PARTES DO EXERCÍCIO:
1 – Reproduza, sem nenhuma alteração, o trecho do texto sobre Curitiba que vai de "Essa proposta, embora" até "e infraestrutura insuficiente.", incluindo ambos.
2 – Indique se cada afirmação abaixo concorda com o texto sobre Curitiba e responda sim ou não, citando literalmente as palavras do texto que decidem a questão.
(a) O sistema de transporte integrado foi concentrado no eixo estrutural.
(b) Segundo o texto, o zoneamento rígido, sozinho, resultou em bairros distantes.
(c) As áreas periféricas receberam mais atenção do poder público.
3 – Com base no texto sobre Curitiba, explique em uma a três frases o que levou ao surgimento de bairros distantes, com moradias improvisadas e infraestrutura insuficiente.

--- TEXTO FORNECIDO ---

14/11/2025
Apesar de ser reconhecida internacionalmente pelo planejamento urbano, Curitiba também carrega consequências de escolhas feitas décadas atrás. Segundo análises discutidas em “Curitiba e o mito da cidade modelo”, a organização do espaço urbano foi pensada com forte foco no eixo estrutural — onde se concentraram investimentos, serviços e o sistema de transporte integrado.
Essa proposta, embora inovadora, criou uma dinâmica onde determinadas regiões se tornaram altamente valorizadas, enquanto outras foram empurradas para áreas periféricas, mais baratas e com menor atenção do poder público. O zoneamento rígido, aliado à expansão rápida da cidade, acabou resultando em bairros distantes, com moradias improvisadas e infraestrutura insuficiente.

--- DADOS PARA ANÁLISE ---

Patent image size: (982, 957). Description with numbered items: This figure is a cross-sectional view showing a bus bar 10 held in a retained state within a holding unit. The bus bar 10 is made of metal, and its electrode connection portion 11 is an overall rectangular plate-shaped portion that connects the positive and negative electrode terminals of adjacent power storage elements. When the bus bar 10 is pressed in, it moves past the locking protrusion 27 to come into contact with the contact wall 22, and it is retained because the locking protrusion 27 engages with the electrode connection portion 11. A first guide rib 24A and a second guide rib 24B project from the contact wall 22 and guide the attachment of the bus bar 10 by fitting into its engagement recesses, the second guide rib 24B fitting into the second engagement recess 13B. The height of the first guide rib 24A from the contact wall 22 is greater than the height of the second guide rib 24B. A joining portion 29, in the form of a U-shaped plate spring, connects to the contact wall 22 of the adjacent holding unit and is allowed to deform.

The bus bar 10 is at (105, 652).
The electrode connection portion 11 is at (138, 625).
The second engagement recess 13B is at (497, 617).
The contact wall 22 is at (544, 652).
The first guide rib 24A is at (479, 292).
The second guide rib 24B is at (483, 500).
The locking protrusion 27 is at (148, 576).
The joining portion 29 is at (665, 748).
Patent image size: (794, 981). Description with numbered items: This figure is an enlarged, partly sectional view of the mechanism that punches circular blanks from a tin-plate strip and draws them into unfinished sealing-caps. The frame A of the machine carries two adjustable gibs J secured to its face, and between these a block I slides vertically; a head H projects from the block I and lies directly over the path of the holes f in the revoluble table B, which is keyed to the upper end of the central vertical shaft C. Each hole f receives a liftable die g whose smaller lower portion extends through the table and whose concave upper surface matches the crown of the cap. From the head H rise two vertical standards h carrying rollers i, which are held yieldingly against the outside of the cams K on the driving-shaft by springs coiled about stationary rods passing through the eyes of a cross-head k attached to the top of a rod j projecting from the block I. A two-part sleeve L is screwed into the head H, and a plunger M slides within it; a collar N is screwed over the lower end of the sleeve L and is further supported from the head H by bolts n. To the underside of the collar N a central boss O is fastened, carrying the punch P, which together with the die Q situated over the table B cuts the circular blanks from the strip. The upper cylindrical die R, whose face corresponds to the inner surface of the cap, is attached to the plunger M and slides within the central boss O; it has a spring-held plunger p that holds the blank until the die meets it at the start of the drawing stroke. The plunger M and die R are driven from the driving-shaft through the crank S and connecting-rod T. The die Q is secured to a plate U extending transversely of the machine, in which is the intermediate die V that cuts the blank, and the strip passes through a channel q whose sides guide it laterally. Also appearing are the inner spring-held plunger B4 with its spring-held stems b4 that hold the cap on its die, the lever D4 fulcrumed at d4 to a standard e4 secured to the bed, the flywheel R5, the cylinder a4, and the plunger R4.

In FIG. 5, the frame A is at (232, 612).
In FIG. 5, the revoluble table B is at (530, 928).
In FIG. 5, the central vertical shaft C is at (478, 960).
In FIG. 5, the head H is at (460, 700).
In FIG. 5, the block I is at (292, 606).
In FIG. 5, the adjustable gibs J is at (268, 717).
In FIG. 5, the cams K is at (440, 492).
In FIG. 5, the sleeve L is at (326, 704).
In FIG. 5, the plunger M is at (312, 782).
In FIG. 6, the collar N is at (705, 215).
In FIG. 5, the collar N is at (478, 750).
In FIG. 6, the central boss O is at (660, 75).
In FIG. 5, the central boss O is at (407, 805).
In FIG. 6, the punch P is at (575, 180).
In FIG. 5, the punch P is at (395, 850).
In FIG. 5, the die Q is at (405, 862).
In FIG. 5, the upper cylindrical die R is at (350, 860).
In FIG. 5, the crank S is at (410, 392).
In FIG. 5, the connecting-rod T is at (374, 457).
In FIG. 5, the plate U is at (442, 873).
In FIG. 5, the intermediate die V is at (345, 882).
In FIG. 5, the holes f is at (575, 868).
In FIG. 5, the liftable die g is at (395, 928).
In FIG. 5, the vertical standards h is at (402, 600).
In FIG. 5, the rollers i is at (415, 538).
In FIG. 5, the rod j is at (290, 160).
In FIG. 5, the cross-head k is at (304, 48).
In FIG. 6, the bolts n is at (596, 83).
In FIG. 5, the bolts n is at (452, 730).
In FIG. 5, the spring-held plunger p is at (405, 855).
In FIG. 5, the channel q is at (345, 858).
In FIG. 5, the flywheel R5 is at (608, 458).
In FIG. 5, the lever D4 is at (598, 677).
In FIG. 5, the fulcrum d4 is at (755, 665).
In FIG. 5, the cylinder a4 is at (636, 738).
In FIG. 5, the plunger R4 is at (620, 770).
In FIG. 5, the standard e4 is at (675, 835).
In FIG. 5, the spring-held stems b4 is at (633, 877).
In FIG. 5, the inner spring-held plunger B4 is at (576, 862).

---

RESPOSTAS DAS TAREFAS:
1 –
Essa proposta, embora inovadora, criou uma dinâmica onde determinadas regiões se tornaram altamente valorizadas, enquanto outras foram empurradas para áreas periféricas, mais baratas e com menor atenção do poder público. O zoneamento rígido, aliado à expansão rápida da cidade, acabou resultando em bairros distantes, com moradias improvisadas e infraestrutura insuficiente.

2 –
(a) Sim: "onde se concentraram investimentos, serviços e o sistema de transporte integrado".
(b) Não: "O zoneamento rígido, aliado à expansão rápida da cidade, acabou resultando em bairros distantes".
(c) Não: "mais baratas e com menor atenção do poder público".

3 – Esses bairros surgiram do zoneamento rígido combinado com a expansão rápida da cidade.